EXERCISE INSTRUCTIONS -> Set the listing down again in full, word for word, with the pictures left out.

_ _ _

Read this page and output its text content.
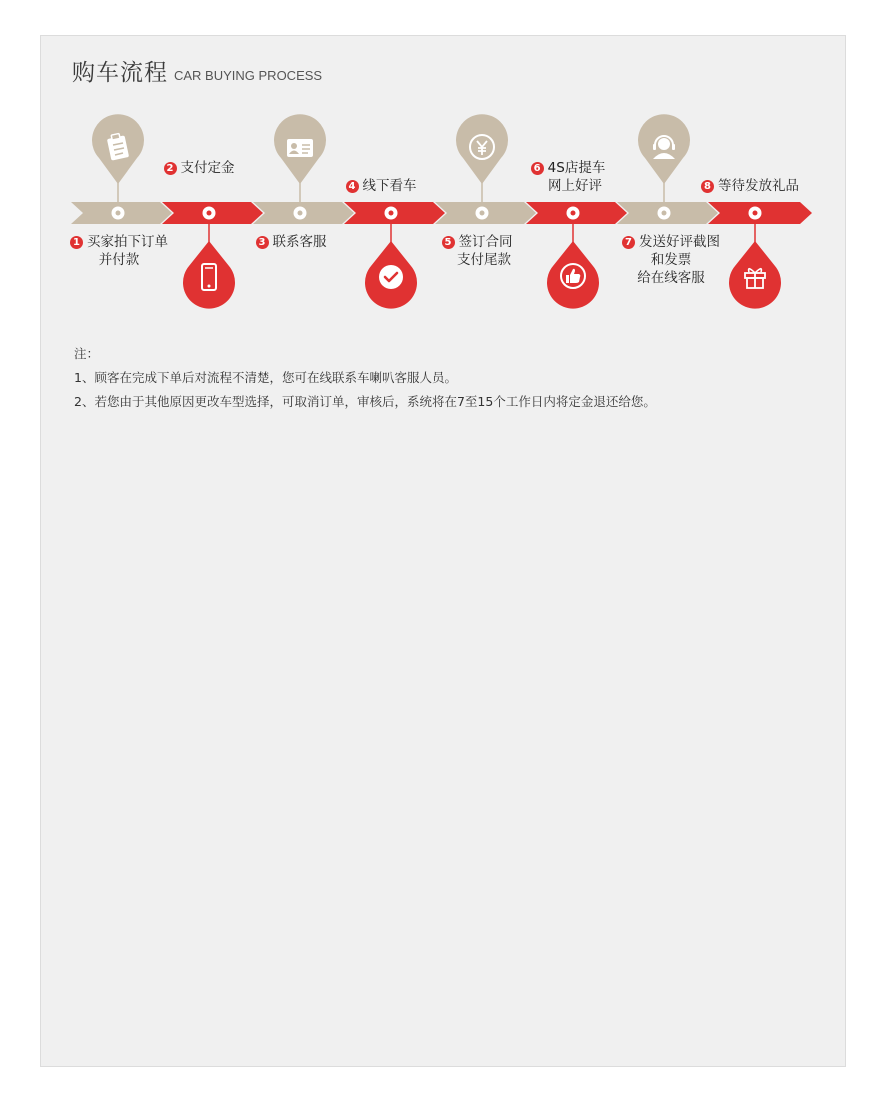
购车流程 CAR BUYING PROCESS
1 买家拍下订单
并付款
2 支付定金
3 联系客服
4 线下看车
5 签订合同
支付尾款
6 4S店提车
网上好评
7 发送好评截图
和发票
给在线客服
8 等待发放礼品
注：
1、顾客在完成下单后对流程不清楚，您可在线联系车喇叭客服人员。
2、若您由于其他原因更改车型选择，可取消订单，审核后，系统将在7至15个工作日内将定金退还给您。
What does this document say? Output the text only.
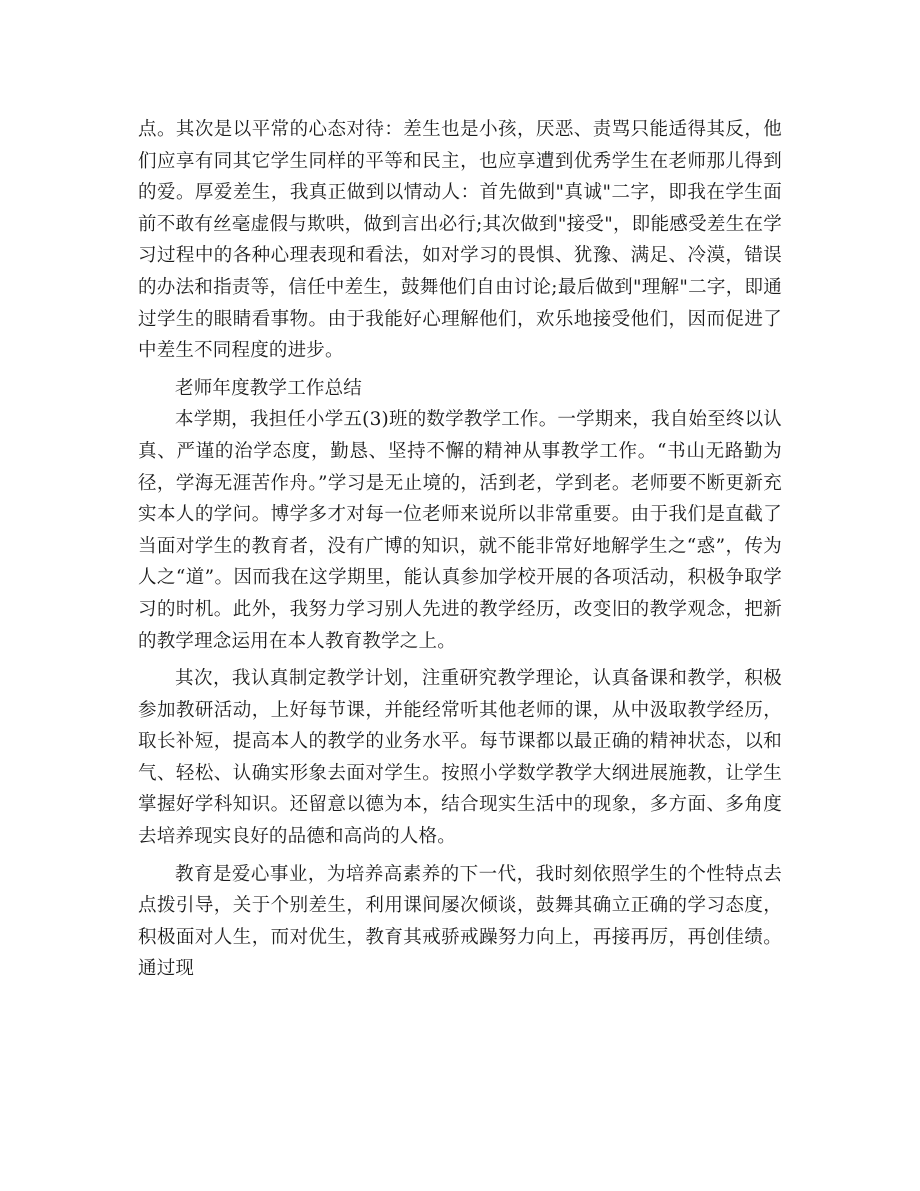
点。其次是以平常的心态对待：差生也是小孩，厌恶、责骂只能适得其反，他们应享有同其它学生同样的平等和民主，也应享遭到优秀学生在老师那儿得到的爱。厚爱差生，我真正做到以情动人：首先做到"真诚"二字，即我在学生面前不敢有丝毫虚假与欺哄，做到言出必行;其次做到"接受"，即能感受差生在学习过程中的各种心理表现和看法，如对学习的畏惧、犹豫、满足、冷漠，错误的办法和指责等，信任中差生，鼓舞他们自由讨论;最后做到"理解"二字，即通过学生的眼睛看事物。由于我能好心理解他们，欢乐地接受他们，因而促进了中差生不同程度的进步。

老师年度教学工作总结

本学期，我担任小学五(3)班的数学教学工作。一学期来，我自始至终以认真、严谨的治学态度，勤恳、坚持不懈的精神从事教学工作。“书山无路勤为径，学海无涯苦作舟。”学习是无止境的，活到老，学到老。老师要不断更新充实本人的学问。博学多才对每一位老师来说所以非常重要。由于我们是直截了当面对学生的教育者，没有广博的知识，就不能非常好地解学生之“惑”，传为人之“道”。因而我在这学期里，能认真参加学校开展的各项活动，积极争取学习的时机。此外，我努力学习别人先进的教学经历，改变旧的教学观念，把新的教学理念运用在本人教育教学之上。

其次，我认真制定教学计划，注重研究教学理论，认真备课和教学，积极参加教研活动，上好每节课，并能经常听其他老师的课，从中汲取教学经历，取长补短，提高本人的教学的业务水平。每节课都以最正确的精神状态，以和气、轻松、认确实形象去面对学生。按照小学数学教学大纲进展施教，让学生掌握好学科知识。还留意以德为本，结合现实生活中的现象，多方面、多角度去培养现实良好的品德和高尚的人格。

教育是爱心事业，为培养高素养的下一代，我时刻依照学生的个性特点去点拨引导，关于个别差生，利用课间屡次倾谈，鼓舞其确立正确的学习态度，积极面对人生，而对优生，教育其戒骄戒躁努力向上，再接再厉，再创佳绩。通过现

_ _ _

RESULT ->
Read this page and output its text content.
购车流程 CAR BUYING PROCESS
1 买家拍下订单
并付款
2 支付定金
3 联系客服
4 线下看车
5 签订合同
支付尾款
6 4S店提车
网上好评
7 发送好评截图
和发票
给在线客服
8 等待发放礼品
注：
1、顾客在完成下单后对流程不清楚，您可在线联系车喇叭客服人员。
2、若您由于其他原因更改车型选择，可取消订单，审核后，系统将在7至15个工作日内将定金退还给您。
What does this document say? Output the text only.
点。其次是以平常的心态对待：差生也是小孩，厌恶、责骂只能适得其反，他们应享有同其它学生同样的平等和民主，也应享遭到优秀学生在老师那儿得到的爱。厚爱差生，我真正做到以情动人：首先做到"真诚"二字，即我在学生面前不敢有丝毫虚假与欺哄，做到言出必行;其次做到"接受"，即能感受差生在学习过程中的各种心理表现和看法，如对学习的畏惧、犹豫、满足、冷漠，错误的办法和指责等，信任中差生，鼓舞他们自由讨论;最后做到"理解"二字，即通过学生的眼睛看事物。由于我能好心理解他们，欢乐地接受他们，因而促进了中差生不同程度的进步。

老师年度教学工作总结

本学期，我担任小学五(3)班的数学教学工作。一学期来，我自始至终以认真、严谨的治学态度，勤恳、坚持不懈的精神从事教学工作。“书山无路勤为径，学海无涯苦作舟。”学习是无止境的，活到老，学到老。老师要不断更新充实本人的学问。博学多才对每一位老师来说所以非常重要。由于我们是直截了当面对学生的教育者，没有广博的知识，就不能非常好地解学生之“惑”，传为人之“道”。因而我在这学期里，能认真参加学校开展的各项活动，积极争取学习的时机。此外，我努力学习别人先进的教学经历，改变旧的教学观念，把新的教学理念运用在本人教育教学之上。

其次，我认真制定教学计划，注重研究教学理论，认真备课和教学，积极参加教研活动，上好每节课，并能经常听其他老师的课，从中汲取教学经历，取长补短，提高本人的教学的业务水平。每节课都以最正确的精神状态，以和气、轻松、认确实形象去面对学生。按照小学数学教学大纲进展施教，让学生掌握好学科知识。还留意以德为本，结合现实生活中的现象，多方面、多角度去培养现实良好的品德和高尚的人格。

教育是爱心事业，为培养高素养的下一代，我时刻依照学生的个性特点去点拨引导，关于个别差生，利用课间屡次倾谈，鼓舞其确立正确的学习态度，积极面对人生，而对优生，教育其戒骄戒躁努力向上，再接再厉，再创佳绩。通过现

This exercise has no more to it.